[Supplied material]
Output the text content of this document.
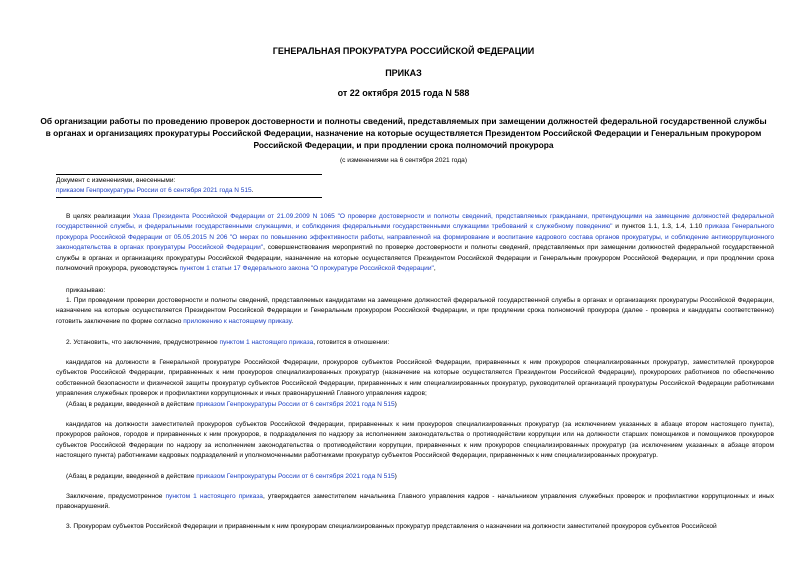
ГЕНЕРАЛЬНАЯ ПРОКУРАТУРА РОССИЙСКОЙ ФЕДЕРАЦИИ
ПРИКАЗ
от 22 октября 2015 года N 588
Об организации работы по проведению проверок достоверности и полноты сведений, представляемых при замещении должностей федеральной государственной службы в органах и организациях прокуратуры Российской Федерации, назначение на которые осуществляется Президентом Российской Федерации и Генеральным прокурором Российской Федерации, и при продлении срока полномочий прокурора
(с изменениями на 6 сентября 2021 года)
Документ с изменениями, внесенными:
приказом Генпрокуратуры России от 6 сентября 2021 года N 515.
В целях реализации Указа Президента Российской Федерации от 21.09.2009 N 1065 "О проверке достоверности и полноты сведений, представляемых гражданами, претендующими на замещение должностей федеральной государственной службы, и федеральными государственными служащими, и соблюдения федеральными государственными служащими требований к служебному поведению" и пунктов 1.1, 1.3, 1.4, 1.10 приказа Генерального прокурора Российской Федерации от 05.05.2015 N 206 "О мерах по повышению эффективности работы, направленной на формирование и воспитание кадрового состава органов прокуратуры, и соблюдение антикоррупционного законодательства в органах прокуратуры Российской Федерации", совершенствования мероприятий по проверке достоверности и полноты сведений, представляемых при замещении должностей федеральной государственной службы в органах и организациях прокуратуры Российской Федерации, назначение на которые осуществляется Президентом Российской Федерации и Генеральным прокурором Российской Федерации, и при продлении срока полномочий прокурора, руководствуясь пунктом 1 статьи 17 Федерального закона "О прокуратуре Российской Федерации",
приказываю:
1. При проведении проверки достоверности и полноты сведений, представляемых кандидатами на замещение должностей федеральной государственной службы в органах и организациях прокуратуры Российской Федерации, назначение на которые осуществляется Президентом Российской Федерации и Генеральным прокурором Российской Федерации, и при продлении срока полномочий прокурора (далее - проверка и кандидаты соответственно) готовить заключение по форме согласно приложению к настоящему приказу.
2. Установить, что заключение, предусмотренное пунктом 1 настоящего приказа, готовится в отношении:
кандидатов на должности в Генеральной прокуратуре Российской Федерации, прокуроров субъектов Российской Федерации, приравненных к ним прокуроров специализированных прокуратур, заместителей прокуроров субъектов Российской Федерации, приравненных к ним прокуроров специализированных прокуратур (назначение на которые осуществляется Президентом Российской Федерации), прокурорских работников по обеспечению собственной безопасности и физической защиты прокуратур субъектов Российской Федерации, приравненных к ним специализированных прокуратур, руководителей организаций прокуратуры Российской Федерации работниками управления служебных проверок и профилактики коррупционных и иных правонарушений Главного управления кадров;
(Абзац в редакции, введенной в действие приказом Генпрокуратуры России от 6 сентября 2021 года N 515)
кандидатов на должности заместителей прокуроров субъектов Российской Федерации, приравненных к ним прокуроров специализированных прокуратур (за исключением указанных в абзаце втором настоящего пункта), прокуроров районов, городов и приравненных к ним прокуроров, в подразделения по надзору за исполнением законодательства о противодействии коррупции или на должности старших помощников и помощников прокуроров субъектов Российской Федерации по надзору за исполнением законодательства о противодействии коррупции, приравненных к ним прокуроров специализированных прокуратур (за исключением указанных в абзаце втором настоящего пункта) работниками кадровых подразделений и уполномоченными работниками прокуратур субъектов Российской Федерации, приравненных к ним специализированных прокуратур.
(Абзац в редакции, введенной в действие приказом Генпрокуратуры России от 6 сентября 2021 года N 515)
Заключение, предусмотренное пунктом 1 настоящего приказа, утверждается заместителем начальника Главного управления кадров - начальником управления служебных проверок и профилактики коррупционных и иных правонарушений.
3. Прокурорам субъектов Российской Федерации и приравненным к ним прокурорам специализированных прокуратур представления о назначении на должности заместителей прокуроров субъектов Российской
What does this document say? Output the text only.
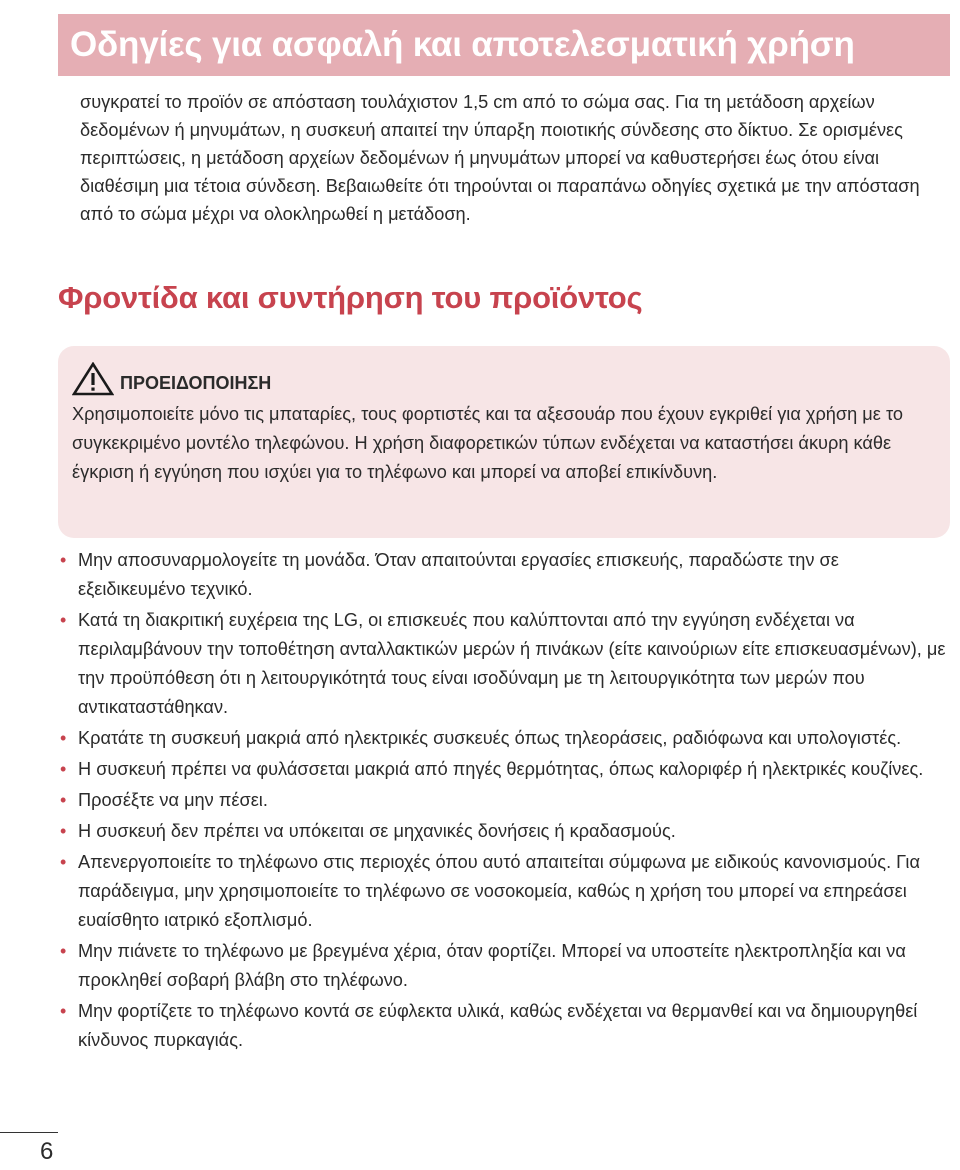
Οδηγίες για ασφαλή και αποτελεσματική χρήση

συγκρατεί το προϊόν σε απόσταση τουλάχιστον 1,5 cm από το σώμα σας. Για τη μετάδοση αρχείων δεδομένων ή μηνυμάτων, η συσκευή απαιτεί την ύπαρξη ποιοτικής σύνδεσης στο δίκτυο. Σε ορισμένες περιπτώσεις, η μετάδοση αρχείων δεδομένων ή μηνυμάτων μπορεί να καθυστερήσει έως ότου είναι διαθέσιμη μια τέτοια σύνδεση. Βεβαιωθείτε ότι τηρούνται οι παραπάνω οδηγίες σχετικά με την απόσταση από το σώμα μέχρι να ολοκληρωθεί η μετάδοση.

Φροντίδα και συντήρηση του προϊόντος
ΠΡΟΕΙΔΟΠΟΙΗΣΗ

Χρησιμοποιείτε μόνο τις μπαταρίες, τους φορτιστές και τα αξεσουάρ που έχουν εγκριθεί για χρήση με το συγκεκριμένο μοντέλο τηλεφώνου. Η χρήση διαφορετικών τύπων ενδέχεται να καταστήσει άκυρη κάθε έγκριση ή εγγύηση που ισχύει για το τηλέφωνο και μπορεί να αποβεί επικίνδυνη.

• Μην αποσυναρμολογείτε τη μονάδα. Όταν απαιτούνται εργασίες επισκευής, παραδώστε την σε εξειδικευμένο τεχνικό.
• Κατά τη διακριτική ευχέρεια της LG, οι επισκευές που καλύπτονται από την εγγύηση ενδέχεται να περιλαμβάνουν την τοποθέτηση ανταλλακτικών μερών ή πινάκων (είτε καινούριων είτε επισκευασμένων), με την προϋπόθεση ότι η λειτουργικότητά τους είναι ισοδύναμη με τη λειτουργικότητα των μερών που αντικαταστάθηκαν.
• Κρατάτε τη συσκευή μακριά από ηλεκτρικές συσκευές όπως τηλεοράσεις, ραδιόφωνα και υπολογιστές.
• Η συσκευή πρέπει να φυλάσσεται μακριά από πηγές θερμότητας, όπως καλοριφέρ ή ηλεκτρικές κουζίνες.
• Προσέξτε να μην πέσει.
• Η συσκευή δεν πρέπει να υπόκειται σε μηχανικές δονήσεις ή κραδασμούς.
• Απενεργοποιείτε το τηλέφωνο στις περιοχές όπου αυτό απαιτείται σύμφωνα με ειδικούς κανονισμούς. Για παράδειγμα, μην χρησιμοποιείτε το τηλέφωνο σε νοσοκομεία, καθώς η χρήση του μπορεί να επηρεάσει ευαίσθητο ιατρικό εξοπλισμό.
• Μην πιάνετε το τηλέφωνο με βρεγμένα χέρια, όταν φορτίζει. Μπορεί να υποστείτε ηλεκτροπληξία και να προκληθεί σοβαρή βλάβη στο τηλέφωνο.
• Μην φορτίζετε το τηλέφωνο κοντά σε εύφλεκτα υλικά, καθώς ενδέχεται να θερμανθεί και να δημιουργηθεί κίνδυνος πυρκαγιάς.
6
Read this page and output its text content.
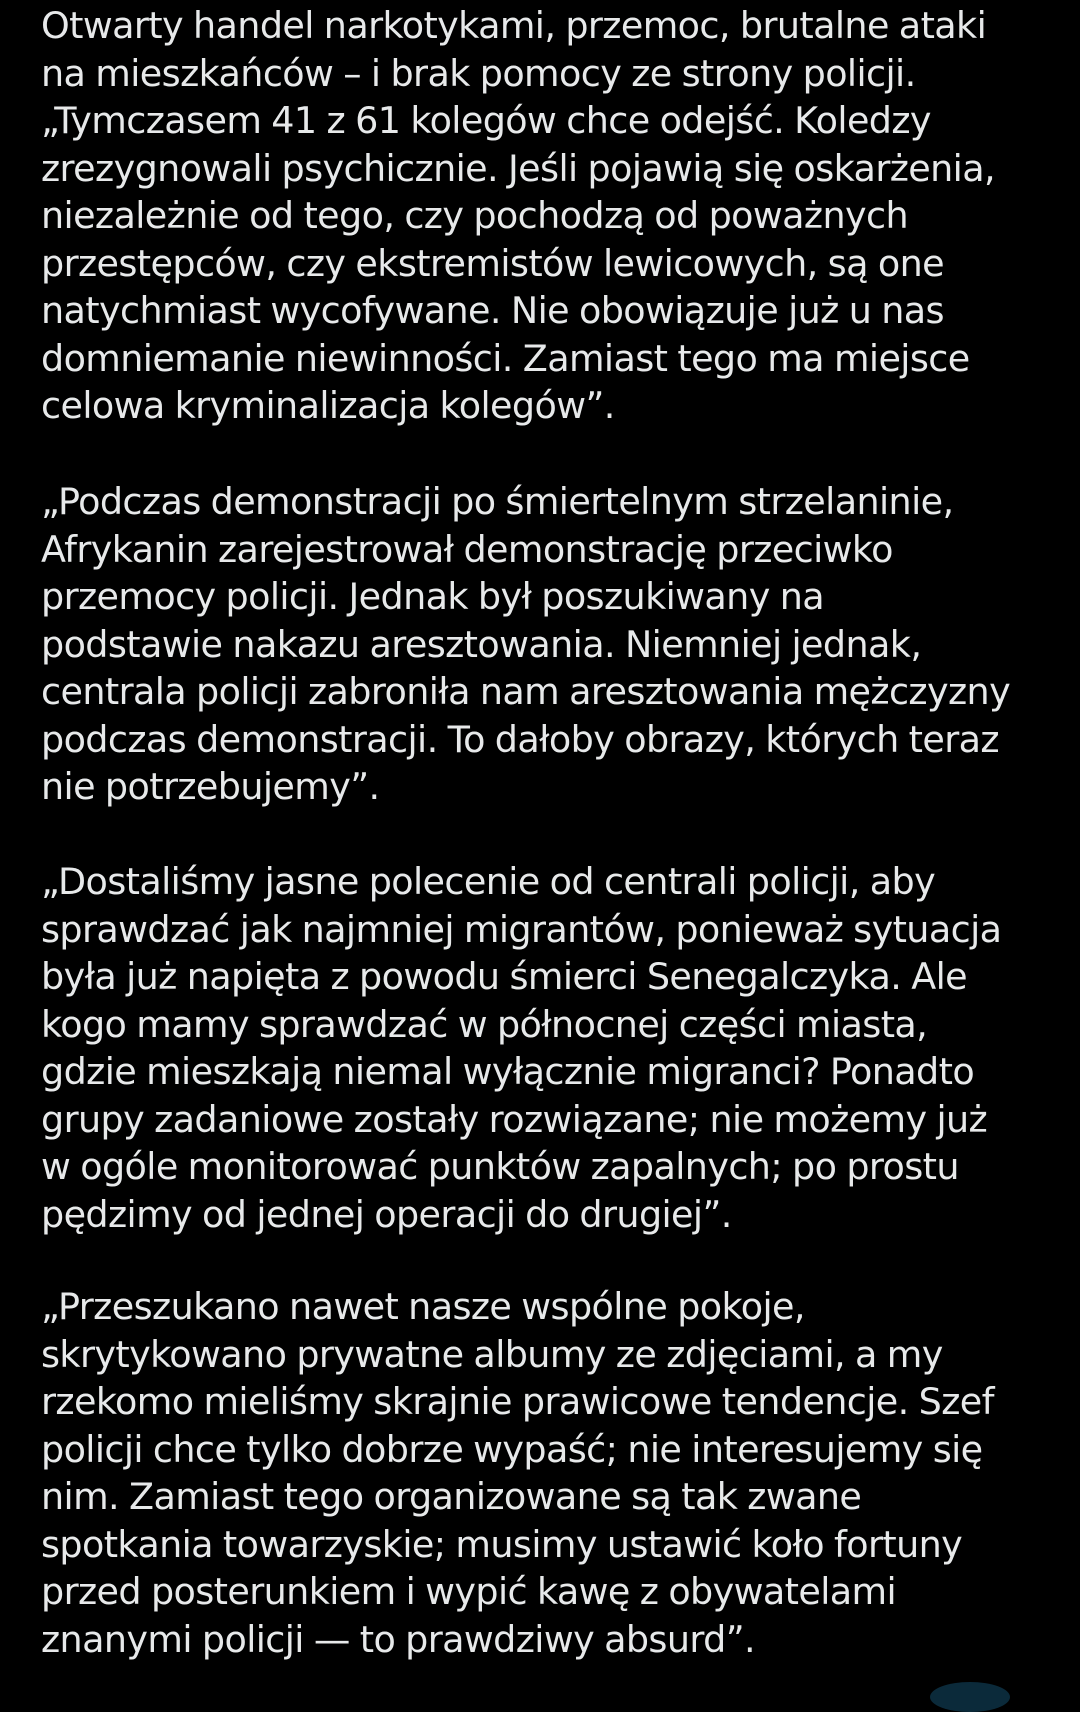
Otwarty handel narkotykami, przemoc, brutalne ataki
na mieszkańców – i brak pomocy ze strony policji.
„Tymczasem 41 z 61 kolegów chce odejść. Koledzy
zrezygnowali psychicznie. Jeśli pojawią się oskarżenia,
niezależnie od tego, czy pochodzą od poważnych
przestępców, czy ekstremistów lewicowych, są one
natychmiast wycofywane. Nie obowiązuje już u nas
domniemanie niewinności. Zamiast tego ma miejsce
celowa kryminalizacja kolegów”.

„Podczas demonstracji po śmiertelnym strzelaninie,
Afrykanin zarejestrował demonstrację przeciwko
przemocy policji. Jednak był poszukiwany na
podstawie nakazu aresztowania. Niemniej jednak,
centrala policji zabroniła nam aresztowania mężczyzny
podczas demonstracji. To dałoby obrazy, których teraz
nie potrzebujemy”.

„Dostaliśmy jasne polecenie od centrali policji, aby
sprawdzać jak najmniej migrantów, ponieważ sytuacja
była już napięta z powodu śmierci Senegalczyka. Ale
kogo mamy sprawdzać w północnej części miasta,
gdzie mieszkają niemal wyłącznie migranci? Ponadto
grupy zadaniowe zostały rozwiązane; nie możemy już
w ogóle monitorować punktów zapalnych; po prostu
pędzimy od jednej operacji do drugiej”.

„Przeszukano nawet nasze wspólne pokoje,
skrytykowano prywatne albumy ze zdjęciami, a my
rzekomo mieliśmy skrajnie prawicowe tendencje. Szef
policji chce tylko dobrze wypaść; nie interesujemy się
nim. Zamiast tego organizowane są tak zwane
spotkania towarzyskie; musimy ustawić koło fortuny
przed posterunkiem i wypić kawę z obywatelami
znanymi policji — to prawdziwy absurd”.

[Work to complete] Only the number is needed here: how many lines of the records contain "коррупционных"?

[Output for this exercise] 2